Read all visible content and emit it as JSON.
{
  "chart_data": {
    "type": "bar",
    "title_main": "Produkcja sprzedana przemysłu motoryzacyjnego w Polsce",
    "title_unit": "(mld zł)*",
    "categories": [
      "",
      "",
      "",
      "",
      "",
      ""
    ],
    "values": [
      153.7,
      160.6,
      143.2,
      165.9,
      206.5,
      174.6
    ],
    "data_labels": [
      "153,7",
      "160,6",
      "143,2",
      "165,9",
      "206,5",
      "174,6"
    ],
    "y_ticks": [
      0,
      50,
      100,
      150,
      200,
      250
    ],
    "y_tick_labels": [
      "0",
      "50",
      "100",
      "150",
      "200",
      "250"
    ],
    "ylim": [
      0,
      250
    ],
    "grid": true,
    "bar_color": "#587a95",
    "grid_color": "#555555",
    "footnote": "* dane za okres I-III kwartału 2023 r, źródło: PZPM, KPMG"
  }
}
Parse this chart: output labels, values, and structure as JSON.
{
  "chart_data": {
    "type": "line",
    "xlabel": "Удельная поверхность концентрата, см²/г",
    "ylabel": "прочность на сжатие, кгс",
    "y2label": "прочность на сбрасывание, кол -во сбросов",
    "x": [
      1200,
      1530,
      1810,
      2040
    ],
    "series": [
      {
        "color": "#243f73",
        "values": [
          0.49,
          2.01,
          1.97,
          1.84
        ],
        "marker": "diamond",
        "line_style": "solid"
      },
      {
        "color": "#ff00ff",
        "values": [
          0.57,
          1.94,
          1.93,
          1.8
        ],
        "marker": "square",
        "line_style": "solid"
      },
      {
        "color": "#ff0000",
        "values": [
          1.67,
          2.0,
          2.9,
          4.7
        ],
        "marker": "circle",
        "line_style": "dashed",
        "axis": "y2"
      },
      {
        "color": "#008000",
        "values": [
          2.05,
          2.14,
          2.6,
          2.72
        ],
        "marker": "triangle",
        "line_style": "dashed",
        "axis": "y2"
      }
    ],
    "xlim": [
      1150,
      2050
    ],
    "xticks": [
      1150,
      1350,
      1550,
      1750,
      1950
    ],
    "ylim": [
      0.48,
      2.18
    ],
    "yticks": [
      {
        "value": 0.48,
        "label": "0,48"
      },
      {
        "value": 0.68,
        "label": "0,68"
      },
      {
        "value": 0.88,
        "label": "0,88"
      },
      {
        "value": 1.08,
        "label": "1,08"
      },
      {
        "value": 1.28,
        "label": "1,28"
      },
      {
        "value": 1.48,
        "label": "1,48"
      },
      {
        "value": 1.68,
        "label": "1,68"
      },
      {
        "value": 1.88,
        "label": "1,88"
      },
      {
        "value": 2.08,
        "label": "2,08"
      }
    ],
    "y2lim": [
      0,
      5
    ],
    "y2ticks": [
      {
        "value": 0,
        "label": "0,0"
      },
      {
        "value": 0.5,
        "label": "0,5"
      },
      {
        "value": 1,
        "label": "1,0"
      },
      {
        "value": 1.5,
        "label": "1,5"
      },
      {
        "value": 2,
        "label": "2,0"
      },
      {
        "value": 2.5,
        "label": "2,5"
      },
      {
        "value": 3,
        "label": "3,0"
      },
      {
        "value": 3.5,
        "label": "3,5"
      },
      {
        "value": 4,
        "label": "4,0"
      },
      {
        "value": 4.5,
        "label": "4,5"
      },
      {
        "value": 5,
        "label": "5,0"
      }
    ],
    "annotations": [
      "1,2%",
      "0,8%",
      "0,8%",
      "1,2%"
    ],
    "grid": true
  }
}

*WRITTEN PROBLEM*
Copy all lines of the material above where the string "прочность" occurs.

*FULL ANSWER*
    "ylabel": "прочность на сжатие, кгс",
    "y2label": "прочность на сбрасывание, кол -во сбросов",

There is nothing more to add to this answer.